Through milk, we see an example of social norms being so entrenched that we never pause to render explicit the ideas that support them, and without doing this, we don’t give ourselves the opportunity to reject them. The belief that cow’s milk is necessary to humans is absurd because it’s based on an absurd model of how nature works.
The representations of humans that underlie Western milk-drinking culture (Three glasses a day! The more the better! Lactose-free milk for the lactose-intolerant!) also point to a narrative of lack. I’ve written about a narrative of lack in regards to the colonization of Mexican food culture, but in this case, the ideas that humans are dependent on cows and that the world’s vast array of plant foods can’t provide our calcium affect us all. To unpack these narratives and unearth the representations that inform our habits may seem like a mere exercise in abstraction, but they have concrete effects on everything from our health to the policies that we support with our tax dollars. Deconstructing them is an important part of the effort to create a food system built around nourishing people, not lining shareholder pockets. As we unpack dominant ideas, we can consider whether they make sense, whom they serve, and what their alternatives might be.
Many myths of scarcity dominate our increasingly globalized food system: they serve to legitimize corporate takeover and westernization, loss of sovereignty and biodiversity. As I unravel them, I will also share stories of abundance. Like tortillas and chia seeds in Mexico, other countries are rich in foods, traditions and biodiversity that are overlooked, undervalued, erased and destroyed. If we want to defend them, we need to truly understand that there is something to defend and build upon. In the meantime, I posit that nature has offered humans an abundance of nutritious plants to eat, that we can thrive without the milk of other animals, and in fact, we’re best off without.

────────────────

> [WORK ORDER A]:
Say whether each statement agrees with the text on milk, answering yes or no and quoting the deciding words: (i) The author has written before about a narrative of lack concerning Mexican food culture. (ii) The text holds that unpacking these narratives has no concrete effects. (iii) The text claims humans are best off without the milk of other animals.
> [WORK ORDER B]:
Reproduce the part of the text on milk that begins at the words "Through milk, we" and stops after "how nature works.".
The records below come from a separate source.

Recorded data:

────────────────

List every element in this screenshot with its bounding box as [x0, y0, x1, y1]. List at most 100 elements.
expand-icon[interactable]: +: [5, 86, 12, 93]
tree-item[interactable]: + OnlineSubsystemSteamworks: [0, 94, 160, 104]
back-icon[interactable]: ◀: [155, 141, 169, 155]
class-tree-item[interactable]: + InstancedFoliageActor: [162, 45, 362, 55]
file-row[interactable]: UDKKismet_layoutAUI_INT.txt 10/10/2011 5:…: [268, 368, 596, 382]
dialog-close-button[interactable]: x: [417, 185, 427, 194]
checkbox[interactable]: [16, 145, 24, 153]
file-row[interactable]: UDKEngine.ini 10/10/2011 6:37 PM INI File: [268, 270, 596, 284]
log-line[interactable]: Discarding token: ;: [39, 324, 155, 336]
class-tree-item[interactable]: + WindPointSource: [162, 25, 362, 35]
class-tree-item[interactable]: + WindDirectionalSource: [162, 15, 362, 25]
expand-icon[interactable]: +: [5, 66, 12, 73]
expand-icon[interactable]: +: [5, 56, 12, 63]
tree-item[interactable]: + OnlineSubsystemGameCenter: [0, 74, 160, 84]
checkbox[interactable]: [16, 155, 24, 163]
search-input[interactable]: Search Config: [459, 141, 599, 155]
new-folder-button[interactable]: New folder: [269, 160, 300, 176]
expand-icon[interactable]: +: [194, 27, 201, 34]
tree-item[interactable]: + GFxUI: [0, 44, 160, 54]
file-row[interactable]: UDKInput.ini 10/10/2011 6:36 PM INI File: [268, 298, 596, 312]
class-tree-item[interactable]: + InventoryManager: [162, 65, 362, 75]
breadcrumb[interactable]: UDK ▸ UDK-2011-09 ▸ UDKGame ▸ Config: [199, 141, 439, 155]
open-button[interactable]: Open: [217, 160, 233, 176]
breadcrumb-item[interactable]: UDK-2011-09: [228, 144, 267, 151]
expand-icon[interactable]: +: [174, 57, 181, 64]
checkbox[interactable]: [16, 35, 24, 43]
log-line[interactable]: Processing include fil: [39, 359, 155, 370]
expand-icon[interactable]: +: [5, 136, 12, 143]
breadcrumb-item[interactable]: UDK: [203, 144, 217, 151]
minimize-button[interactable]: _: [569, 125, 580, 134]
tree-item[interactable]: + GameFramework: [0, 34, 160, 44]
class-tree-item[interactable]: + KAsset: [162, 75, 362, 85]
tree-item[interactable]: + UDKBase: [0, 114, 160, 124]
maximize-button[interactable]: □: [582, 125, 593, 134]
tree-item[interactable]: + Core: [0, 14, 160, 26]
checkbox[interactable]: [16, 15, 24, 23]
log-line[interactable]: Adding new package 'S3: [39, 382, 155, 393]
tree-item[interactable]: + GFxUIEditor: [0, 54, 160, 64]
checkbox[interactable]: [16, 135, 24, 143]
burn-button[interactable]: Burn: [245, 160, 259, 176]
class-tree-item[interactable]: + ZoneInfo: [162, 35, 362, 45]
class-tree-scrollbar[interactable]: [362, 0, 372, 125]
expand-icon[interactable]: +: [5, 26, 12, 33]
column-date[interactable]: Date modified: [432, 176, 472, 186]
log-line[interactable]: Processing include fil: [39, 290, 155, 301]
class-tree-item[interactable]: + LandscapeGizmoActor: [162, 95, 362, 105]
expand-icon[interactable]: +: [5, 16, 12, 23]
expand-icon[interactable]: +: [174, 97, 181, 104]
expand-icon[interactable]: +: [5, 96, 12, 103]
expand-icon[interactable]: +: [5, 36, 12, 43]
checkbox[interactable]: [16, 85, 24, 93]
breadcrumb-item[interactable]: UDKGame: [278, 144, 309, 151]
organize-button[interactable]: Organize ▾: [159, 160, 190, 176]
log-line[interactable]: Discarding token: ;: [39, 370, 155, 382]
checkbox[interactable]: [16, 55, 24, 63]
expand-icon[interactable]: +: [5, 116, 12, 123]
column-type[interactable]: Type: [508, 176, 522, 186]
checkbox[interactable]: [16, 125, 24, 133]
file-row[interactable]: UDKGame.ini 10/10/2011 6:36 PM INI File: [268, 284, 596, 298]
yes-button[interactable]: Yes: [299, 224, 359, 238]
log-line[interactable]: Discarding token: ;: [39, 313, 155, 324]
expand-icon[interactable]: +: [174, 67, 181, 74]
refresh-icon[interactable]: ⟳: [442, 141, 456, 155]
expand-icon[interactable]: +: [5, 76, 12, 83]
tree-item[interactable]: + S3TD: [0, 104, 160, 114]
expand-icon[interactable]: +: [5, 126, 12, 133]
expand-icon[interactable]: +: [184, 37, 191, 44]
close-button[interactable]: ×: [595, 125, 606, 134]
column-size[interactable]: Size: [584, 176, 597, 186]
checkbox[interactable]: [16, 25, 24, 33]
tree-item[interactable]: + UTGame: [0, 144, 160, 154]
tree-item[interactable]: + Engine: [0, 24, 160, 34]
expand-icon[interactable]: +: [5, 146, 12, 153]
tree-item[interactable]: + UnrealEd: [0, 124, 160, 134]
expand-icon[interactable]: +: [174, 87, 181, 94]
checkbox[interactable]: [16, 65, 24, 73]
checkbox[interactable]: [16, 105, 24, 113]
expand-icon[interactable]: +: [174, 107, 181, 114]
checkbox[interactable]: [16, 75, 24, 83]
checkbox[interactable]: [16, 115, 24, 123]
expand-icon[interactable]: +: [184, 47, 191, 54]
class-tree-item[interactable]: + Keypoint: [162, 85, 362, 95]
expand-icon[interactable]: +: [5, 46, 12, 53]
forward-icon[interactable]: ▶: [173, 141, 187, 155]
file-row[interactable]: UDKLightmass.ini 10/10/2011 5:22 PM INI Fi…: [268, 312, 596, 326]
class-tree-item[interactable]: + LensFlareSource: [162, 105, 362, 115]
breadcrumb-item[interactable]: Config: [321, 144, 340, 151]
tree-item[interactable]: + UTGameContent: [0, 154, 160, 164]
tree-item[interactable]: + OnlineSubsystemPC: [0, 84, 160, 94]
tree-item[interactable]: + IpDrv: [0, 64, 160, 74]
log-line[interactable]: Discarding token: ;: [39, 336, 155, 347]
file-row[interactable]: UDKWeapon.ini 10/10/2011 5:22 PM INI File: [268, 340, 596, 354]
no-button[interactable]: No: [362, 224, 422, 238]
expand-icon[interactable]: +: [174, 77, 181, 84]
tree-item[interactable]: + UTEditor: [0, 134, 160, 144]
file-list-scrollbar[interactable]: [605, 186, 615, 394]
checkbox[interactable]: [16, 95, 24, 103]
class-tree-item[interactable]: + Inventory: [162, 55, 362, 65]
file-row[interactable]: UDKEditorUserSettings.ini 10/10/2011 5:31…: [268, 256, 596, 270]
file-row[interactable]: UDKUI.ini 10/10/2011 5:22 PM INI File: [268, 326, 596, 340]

────────────────

> [WRITTEN ANSWER A]:
(i) Yes: "I’ve written about a narrative of lack in regards to the colonization of Mexican food culture"
(ii) No: "they have concrete effects on everything from our health to the policies that we support with our tax dollars"
(iii) Yes: "we can thrive without the milk of other animals, and in fact, we’re best off without."

> [WRITTEN ANSWER B]:
Through milk, we see an example of social norms being so entrenched that we never pause to render explicit the ideas that support them, and without doing this, we don’t give ourselves the opportunity to reject them. The belief that cow’s milk is necessary to humans is absurd because it’s based on an absurd model of how nature works.